Input data:

________

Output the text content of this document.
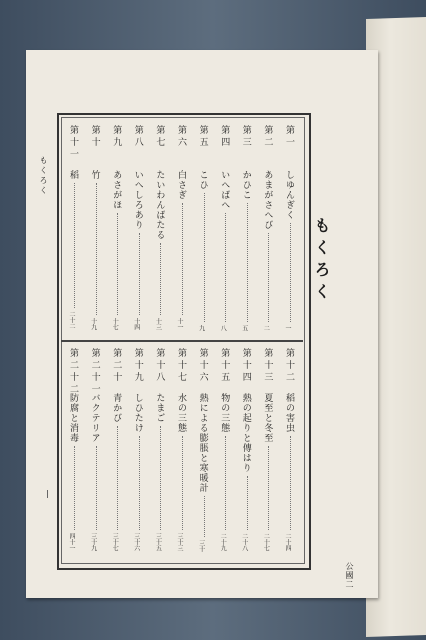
もくろく
もくろく
公國二
第一
しゆんぎく
一
第二
あまがさへび
二
第三
かひこ
五
第四
いへばへ
八
第五
こひ
九
第六
白さぎ
十一
第七
たいわんばたる
十三
第八
いへしろあり
十四
第九
あさがほ
十七
第十
竹
十九
第十一
稻
二十二
第十二
稻の害虫
二十四
第十三
夏至と冬至
二十七
第十四
熱の起りと傳はり
二十八
第十五
物の三態
二十九
第十六
熱による膨脹と寒暖計
三十
第十七
水の三態
三十三
第十八
たまご
三十五
第十九
しひたけ
三十六
第二十
青かび
三十七
第二十一
バクテリア
三十九
第二十二
防腐と消毒
四十一
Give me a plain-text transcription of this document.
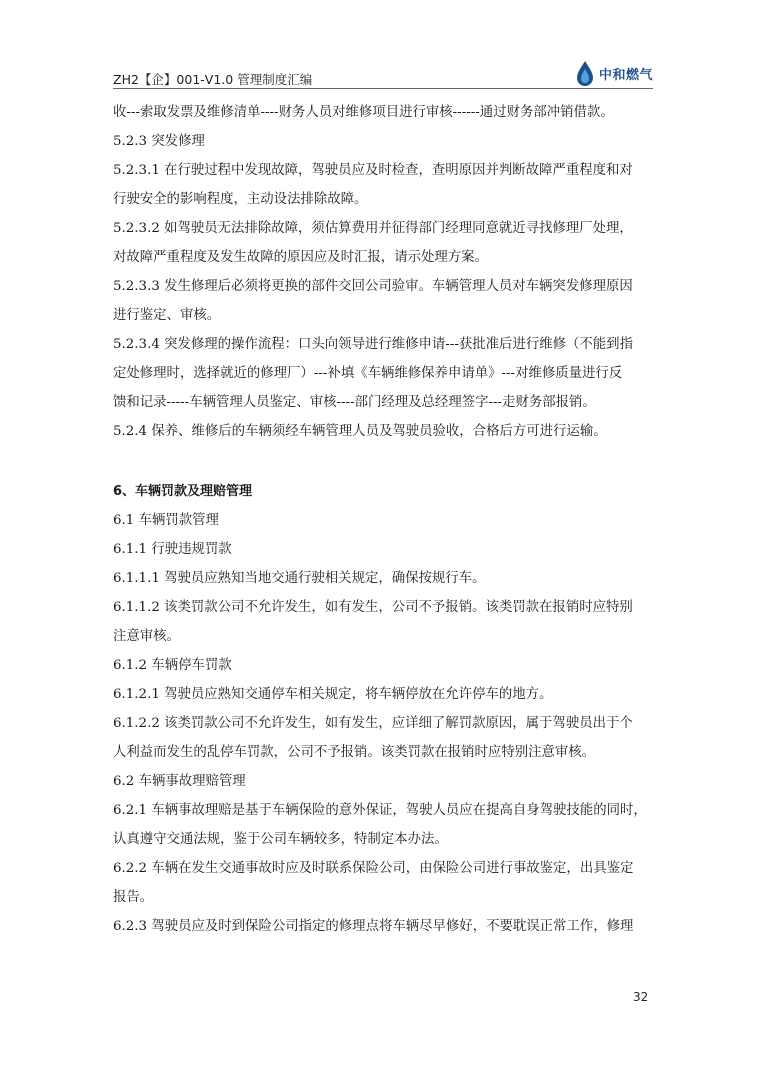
ZH2【企】001-V1.0 管理制度汇编	中和燃气
收---索取发票及维修清单----财务人员对维修项目进行审核------通过财务部冲销借款。
5.2.3 突发修理
5.2.3.1 在行驶过程中发现故障，驾驶员应及时检查，查明原因并判断故障严重程度和对
行驶安全的影响程度，主动设法排除故障。
5.2.3.2 如驾驶员无法排除故障，须估算费用并征得部门经理同意就近寻找修理厂处理，
对故障严重程度及发生故障的原因应及时汇报，请示处理方案。
5.2.3.3 发生修理后必须将更换的部件交回公司验审。车辆管理人员对车辆突发修理原因
进行鉴定、审核。
5.2.3.4 突发修理的操作流程：口头向领导进行维修申请---获批准后进行维修（不能到指
定处修理时，选择就近的修理厂）---补填《车辆维修保养申请单》---对维修质量进行反
馈和记录-----车辆管理人员鉴定、审核----部门经理及总经理签字---走财务部报销。
5.2.4 保养、维修后的车辆须经车辆管理人员及驾驶员验收，合格后方可进行运输。
6、车辆罚款及理赔管理
6.1 车辆罚款管理
6.1.1 行驶违规罚款
6.1.1.1 驾驶员应熟知当地交通行驶相关规定，确保按规行车。
6.1.1.2 该类罚款公司不允许发生，如有发生，公司不予报销。该类罚款在报销时应特别
注意审核。
6.1.2 车辆停车罚款
6.1.2.1 驾驶员应熟知交通停车相关规定，将车辆停放在允许停车的地方。
6.1.2.2 该类罚款公司不允许发生，如有发生，应详细了解罚款原因，属于驾驶员出于个
人利益而发生的乱停车罚款，公司不予报销。该类罚款在报销时应特别注意审核。
6.2 车辆事故理赔管理
6.2.1 车辆事故理赔是基于车辆保险的意外保证，驾驶人员应在提高自身驾驶技能的同时，
认真遵守交通法规，鉴于公司车辆较多，特制定本办法。
6.2.2 车辆在发生交通事故时应及时联系保险公司，由保险公司进行事故鉴定，出具鉴定
报告。
6.2.3 驾驶员应及时到保险公司指定的修理点将车辆尽早修好，不要耽误正常工作，修理
32
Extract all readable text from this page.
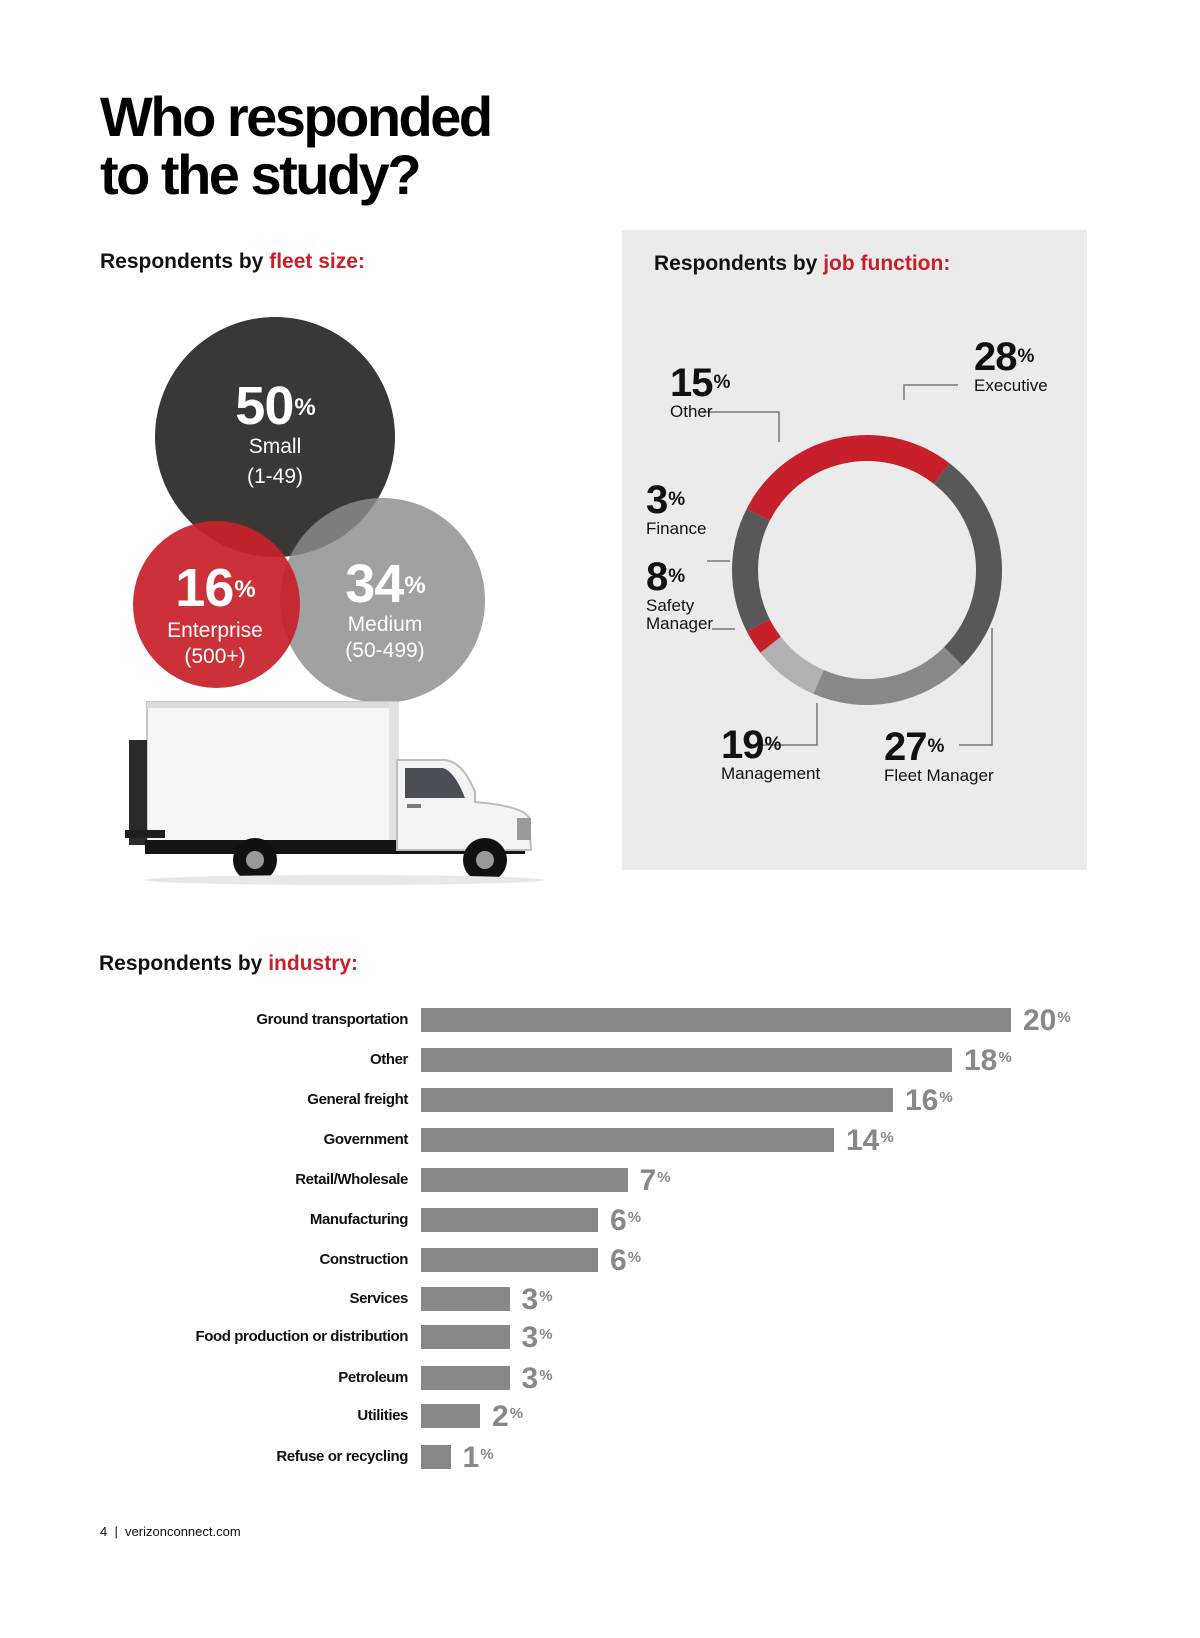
Who responded
to the study?
Respondents by fleet size:
50%
Small
(1-49)
16%
Enterprise
(500+)
34%
Medium
(50-499)
Respondents by job function:
28%
Executive
27%
Fleet Manager
19%
Management
8%
Safety
Manager
3%
Finance
15%
Other
Respondents by industry:
Ground transportation	20%
Other	18%
General freight	16%
Government	14%
Retail/Wholesale	7%
Manufacturing	6%
Construction	6%
Services	3%
Food production or distribution	3%
Petroleum	3%
Utilities	2%
Refuse or recycling 1%
4  |  verizonconnect.com
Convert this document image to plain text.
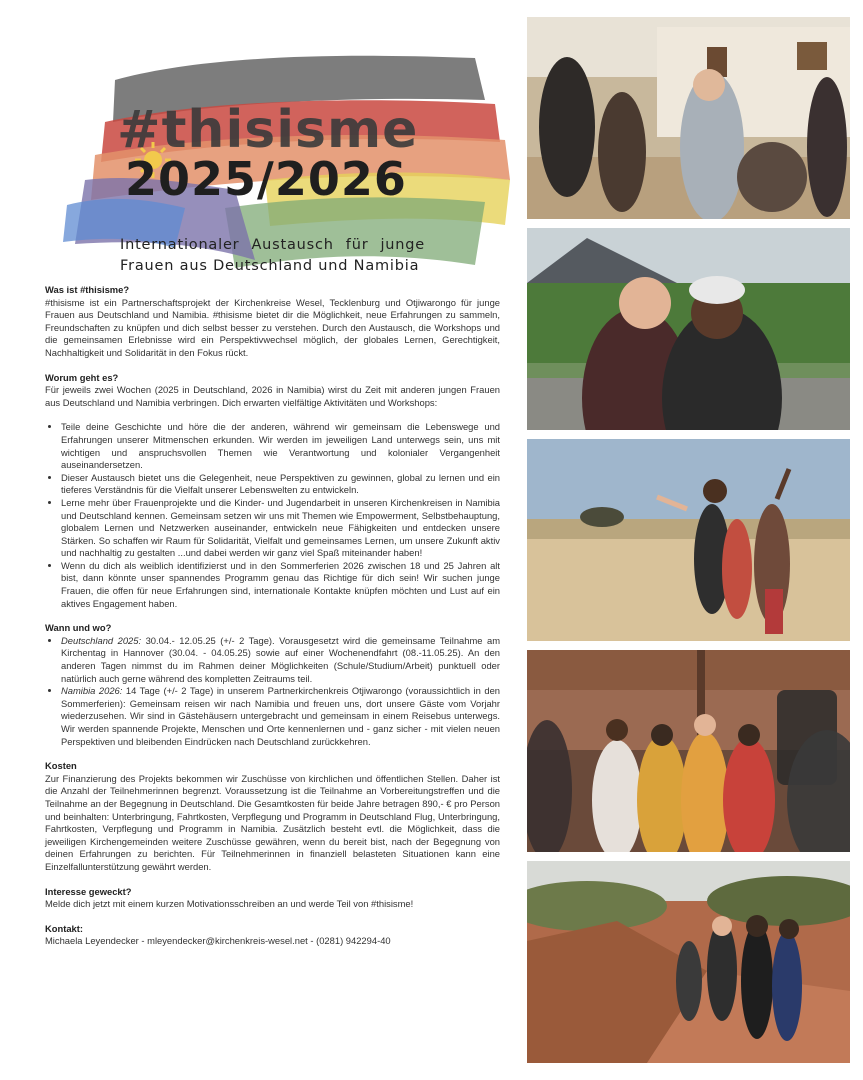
#thisisme
2025/2026
Internationaler Austausch für junge
Frauen aus Deutschland und Namibia

Was ist #thisisme?

#thisisme ist ein Partnerschaftsprojekt der Kirchenkreise Wesel, Tecklenburg und Otjiwarongo für junge Frauen aus Deutschland und Namibia. #thisisme bietet dir die Möglichkeit, neue Erfahrungen zu sammeln, Freundschaften zu knüpfen und dich selbst besser zu verstehen. Durch den Austausch, die Workshops und die gemeinsamen Erlebnisse wird ein Perspektivwechsel möglich, der globales Lernen, Gerechtigkeit, Nachhaltigkeit und Solidarität in den Fokus rückt.

Worum geht es?

Für jeweils zwei Wochen (2025 in Deutschland, 2026 in Namibia) wirst du Zeit mit anderen jungen Frauen aus Deutschland und Namibia verbringen. Dich erwarten vielfältige Aktivitäten und Workshops:

• Teile deine Geschichte und höre die der anderen, während wir gemeinsam die Lebenswege und Erfahrungen unserer Mitmenschen erkunden. Wir werden im jeweiligen Land unterwegs sein, uns mit wichtigen und anspruchsvollen Themen wie Verantwortung und kolonialer Vergangenheit auseinandersetzen.
• Dieser Austausch bietet uns die Gelegenheit, neue Perspektiven zu gewinnen, global zu lernen und ein tieferes Verständnis für die Vielfalt unserer Lebenswelten zu entwickeln.
• Lerne mehr über Frauenprojekte und die Kinder- und Jugendarbeit in unseren Kirchenkreisen in Namibia und Deutschland kennen. Gemeinsam setzen wir uns mit Themen wie Empowerment, Selbstbehauptung, globalem Lernen und Netzwerken auseinander, entwickeln neue Fähigkeiten und entdecken unsere Stärken. So schaffen wir Raum für Solidarität, Vielfalt und gemeinsames Lernen, um unsere Zukunft aktiv und nachhaltig zu gestalten ...und dabei werden wir ganz viel Spaß miteinander haben!
• Wenn du dich als weiblich identifizierst und in den Sommerferien 2026 zwischen 18 und 25 Jahren alt bist, dann könnte unser spannendes Programm genau das Richtige für dich sein! Wir suchen junge Frauen, die offen für neue Erfahrungen sind, internationale Kontakte knüpfen möchten und Lust auf ein aktives Engagement haben.

Wann und wo?

• Deutschland 2025: 30.04.- 12.05.25 (+/- 2 Tage). Vorausgesetzt wird die gemeinsame Teilnahme am Kirchentag in Hannover (30.04. - 04.05.25) sowie auf einer Wochenendfahrt (08.-11.05.25). An den anderen Tagen nimmst du im Rahmen deiner Möglichkeiten (Schule/Studium/Arbeit) punktuell oder natürlich auch gerne während des kompletten Zeitraums teil.
• Namibia 2026: 14 Tage (+/- 2 Tage) in unserem Partnerkirchenkreis Otjiwarongo (voraussichtlich in den Sommerferien): Gemeinsam reisen wir nach Namibia und freuen uns, dort unsere Gäste vom Vorjahr wiederzusehen. Wir sind in Gästehäusern untergebracht und gemeinsam in einem Reisebus unterwegs. Wir werden spannende Projekte, Menschen und Orte kennenlernen und - ganz sicher - mit vielen neuen Perspektiven und bleibenden Eindrücken nach Deutschland zurückkehren.

Kosten

Zur Finanzierung des Projekts bekommen wir Zuschüsse von kirchlichen und öffentlichen Stellen. Daher ist die Anzahl der Teilnehmerinnen begrenzt. Voraussetzung ist die Teilnahme an Vorbereitungstreffen und die Teilnahme an der Begegnung in Deutschland. Die Gesamtkosten für beide Jahre betragen 890,- € pro Person und beinhalten: Unterbringung, Fahrtkosten, Verpflegung und Programm in Deutschland Flug, Unterbringung, Fahrtkosten, Verpflegung und Programm in Namibia. Zusätzlich besteht evtl. die Möglichkeit, dass die jeweiligen Kirchengemeinden weitere Zuschüsse gewähren, wenn du bereit bist, nach der Begegnung von deinen Erfahrungen zu berichten. Für Teilnehmerinnen in finanziell belasteten Situationen kann eine Einzelfallunterstützung gewährt werden.

Interesse geweckt?

Melde dich jetzt mit einem kurzen Motivationsschreiben an und werde Teil von #thisisme!

Kontakt:

Michaela Leyendecker - mleyendecker@kirchenkreis-wesel.net - (0281) 942294-40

________

Written instruction:
Find the word "Perspektiven" in the data and show each line that holds it.

In response:
• Dieser Austausch bietet uns die Gelegenheit, neue Perspektiven zu gewinnen, global zu lernen und ein tieferes Verständnis für die Vielfalt unserer Lebenswelten zu entwickeln.
• Namibia 2026: 14 Tage (+/- 2 Tage) in unserem Partnerkirchenkreis Otjiwarongo (voraussichtlich in den Sommerferien): Gemeinsam reisen wir nach Namibia und freuen uns, dort unsere Gäste vom Vorjahr wiederzusehen. Wir sind in Gästehäusern untergebracht und gemeinsam in einem Reisebus unterwegs. Wir werden spannende Projekte, Menschen und Orte kennenlernen und - ganz sicher - mit vielen neuen Perspektiven und bleibenden Eindrücken nach Deutschland zurückkehren.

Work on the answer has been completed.